## START TASK DATA
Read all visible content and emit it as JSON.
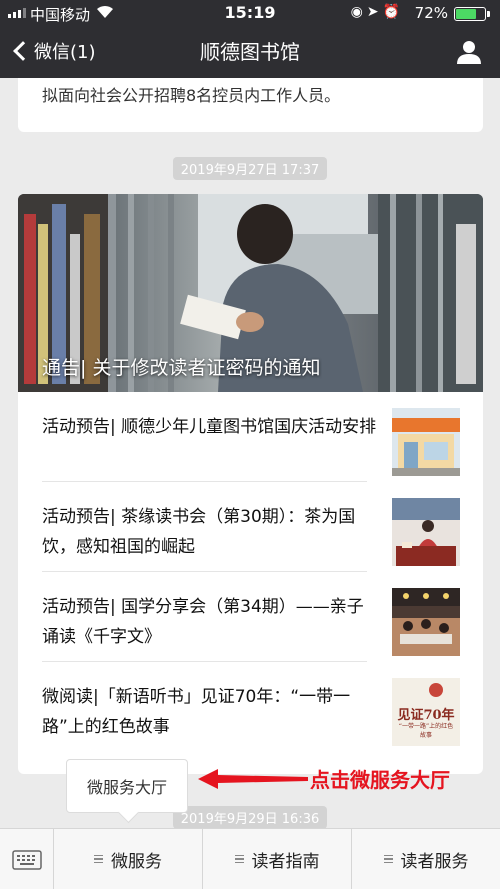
{
  "status_bar": {
    "carrier": "中国移动",
    "time": "15:19",
    "battery_percent": "72%",
    "battery_level": 0.72
  },
  "nav": {
    "back_label": "微信(1)",
    "title": "顺德图书馆"
  },
  "feed": {
    "prev_card_text": "拟面向社会公开招聘8名控员内工作人员。",
    "timestamp_1": "2019年9月27日 17:37",
    "main_article_title": "通告| 关于修改读者证密码的通知",
    "sub_articles": [
      {
        "title": "活动预告| 顺德少年儿童图书馆国庆活动安排"
      },
      {
        "title": "活动预告| 茶缘读书会（第30期）：茶为国饮，感知祖国的崛起"
      },
      {
        "title": "活动预告| 国学分享会（第34期）——亲子诵读《千字文》"
      },
      {
        "title": "微阅读|「新语听书」见证70年：“一带一路”上的红色故事"
      }
    ],
    "thumb4_text": "见证70年",
    "thumb4_sub": "“一带一路”上的红色故事",
    "timestamp_2": "2019年9月29日 16:36"
  },
  "popup": {
    "label": "微服务大厅"
  },
  "annotation": {
    "text": "点击微服务大厅",
    "color": "#e5141f"
  },
  "bottom_menu": {
    "items": [
      "微服务",
      "读者指南",
      "读者服务"
    ]
  },
  "colors": {
    "nav_bg": "#2e2e32",
    "page_bg": "#ebebeb",
    "battery": "#4cd964"
  }
}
## END TASK DATA
DESCRIPTION OF THE TASK:
Select all lines with the word "上的红色故事" from the entries above.

RESULT OF THE TASK:
        "title": "微阅读|「新语听书」见证70年：“一带一路”上的红色故事"
    "thumb4_sub": "“一带一路”上的红色故事",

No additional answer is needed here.